**EXERCISE AIM:**
Count how many lines of the material below have the word "신탁계약에" and give only the number.

**LISTED ENTRIES:**
+--

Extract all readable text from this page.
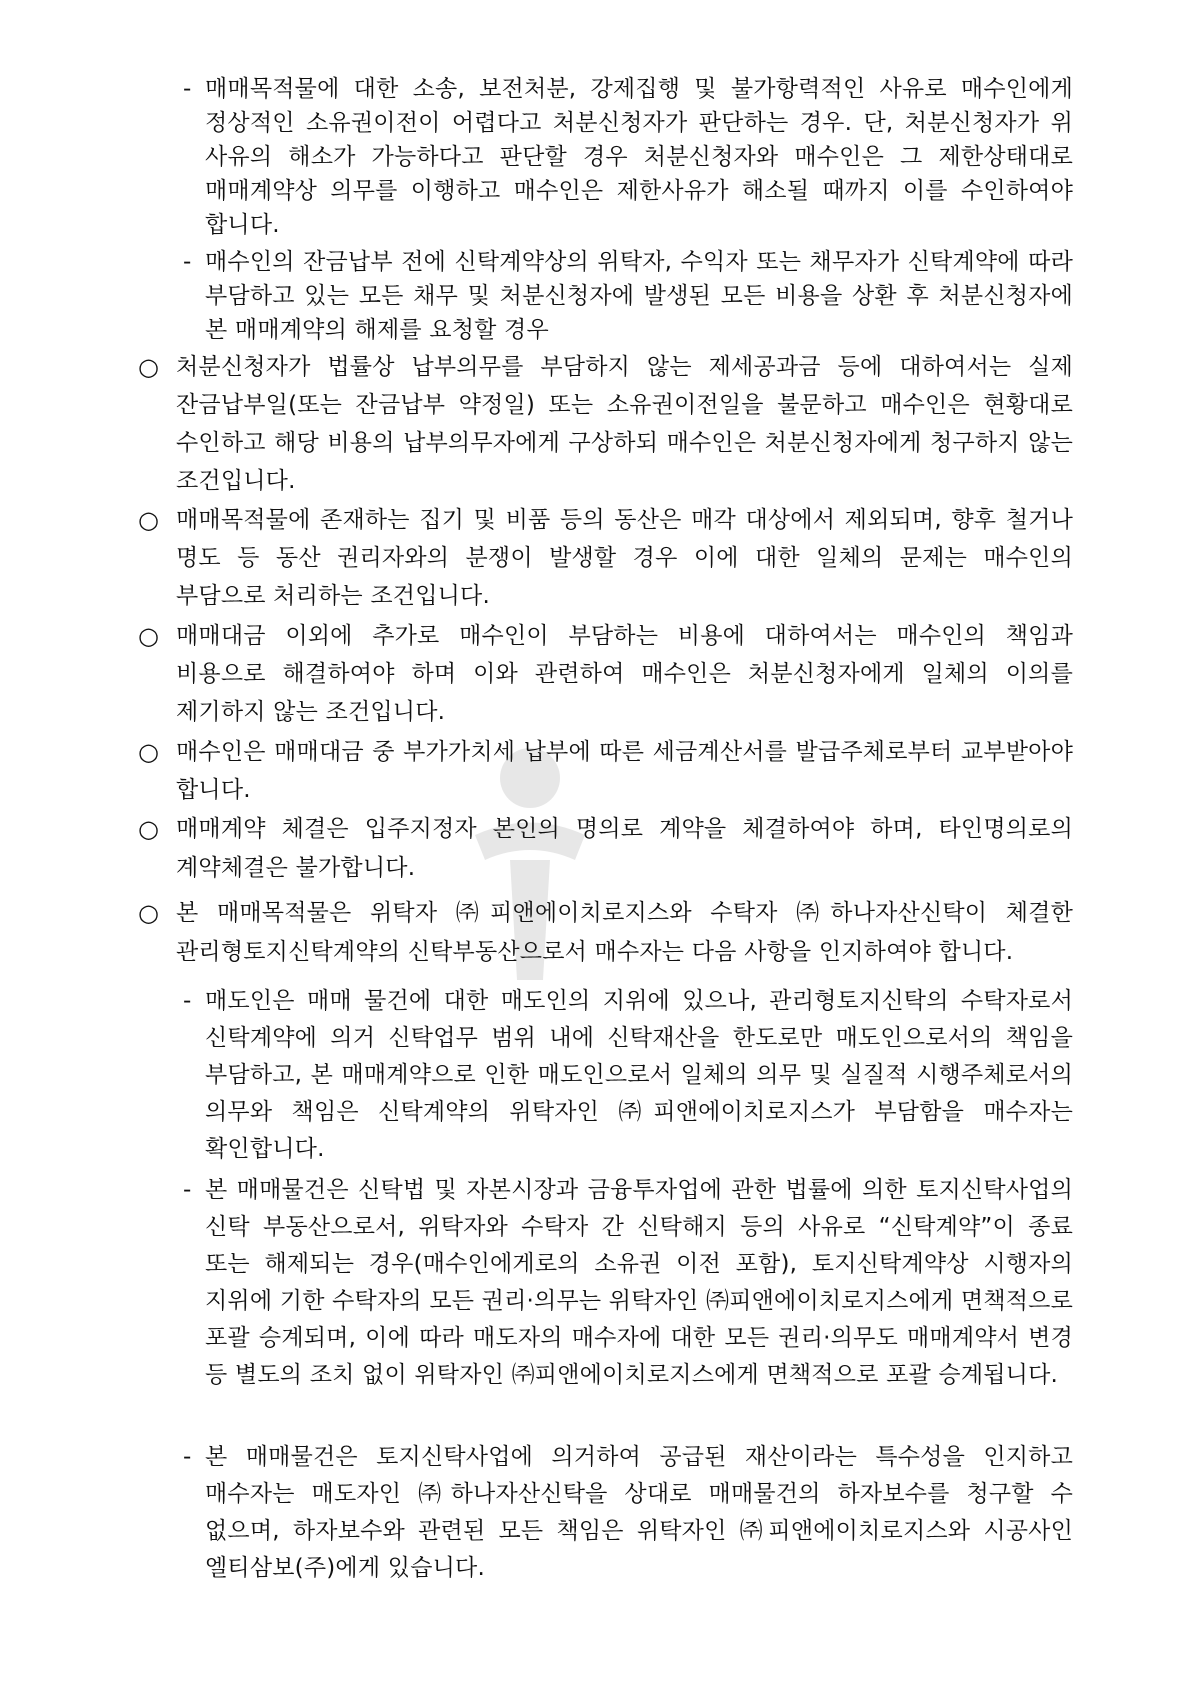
- 매매목적물에 대한 소송, 보전처분, 강제집행 및 불가항력적인 사유로 매수인에게 정상적인 소유권이전이 어렵다고 처분신청자가 판단하는 경우. 단, 처분신청자가 위 사유의 해소가 가능하다고 판단할 경우 처분신청자와 매수인은 그 제한상태대로 매매계약상 의무를 이행하고 매수인은 제한사유가 해소될 때까지 이를 수인하여야 합니다.
- 매수인의 잔금납부 전에 신탁계약상의 위탁자, 수익자 또는 채무자가 신탁계약에 따라 부담하고 있는 모든 채무 및 처분신청자에 발생된 모든 비용을 상환 후 처분신청자에 본 매매계약의 해제를 요청할 경우
○ 처분신청자가 법률상 납부의무를 부담하지 않는 제세공과금 등에 대하여서는 실제 잔금납부일(또는 잔금납부 약정일) 또는 소유권이전일을 불문하고 매수인은 현황대로 수인하고 해당 비용의 납부의무자에게 구상하되 매수인은 처분신청자에게 청구하지 않는 조건입니다.
○ 매매목적물에 존재하는 집기 및 비품 등의 동산은 매각 대상에서 제외되며, 향후 철거나 명도 등 동산 권리자와의 분쟁이 발생할 경우 이에 대한 일체의 문제는 매수인의 부담으로 처리하는 조건입니다.
○ 매매대금 이외에 추가로 매수인이 부담하는 비용에 대하여서는 매수인의 책임과 비용으로 해결하여야 하며 이와 관련하여 매수인은 처분신청자에게 일체의 이의를 제기하지 않는 조건입니다.
○ 매수인은 매매대금 중 부가가치세 납부에 따른 세금계산서를 발급주체로부터 교부받아야 합니다.
○ 매매계약 체결은 입주지정자 본인의 명의로 계약을 체결하여야 하며, 타인명의로의 계약체결은 불가합니다.
○ 본 매매목적물은 위탁자 ㈜피앤에이치로지스와 수탁자 ㈜하나자산신탁이 체결한 관리형토지신탁계약의 신탁부동산으로서 매수자는 다음 사항을 인지하여야 합니다.
- 매도인은 매매 물건에 대한 매도인의 지위에 있으나, 관리형토지신탁의 수탁자로서 신탁계약에 의거 신탁업무 범위 내에 신탁재산을 한도로만 매도인으로서의 책임을 부담하고, 본 매매계약으로 인한 매도인으로서 일체의 의무 및 실질적 시행주체로서의 의무와 책임은 신탁계약의 위탁자인 ㈜피앤에이치로지스가 부담함을 매수자는 확인합니다.
- 본 매매물건은 신탁법 및 자본시장과 금융투자업에 관한 법률에 의한 토지신탁사업의 신탁 부동산으로서, 위탁자와 수탁자 간 신탁해지 등의 사유로 “신탁계약”이 종료 또는 해제되는 경우(매수인에게로의 소유권 이전 포함), 토지신탁계약상 시행자의 지위에 기한 수탁자의 모든 권리·의무는 위탁자인 ㈜피앤에이치로지스에게 면책적으로 포괄 승계되며, 이에 따라 매도자의 매수자에 대한 모든 권리·의무도 매매계약서 변경 등 별도의 조치 없이 위탁자인 ㈜피앤에이치로지스에게 면책적으로 포괄 승계됩니다.
- 본 매매물건은 토지신탁사업에 의거하여 공급된 재산이라는 특수성을 인지하고 매수자는 매도자인 ㈜하나자산신탁을 상대로 매매물건의 하자보수를 청구할 수 없으며, 하자보수와 관련된 모든 책임은 위탁자인 ㈜피앤에이치로지스와 시공사인 엘티삼보(주)에게 있습니다.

+--

**SOLUTION TO THIS TASK:**
2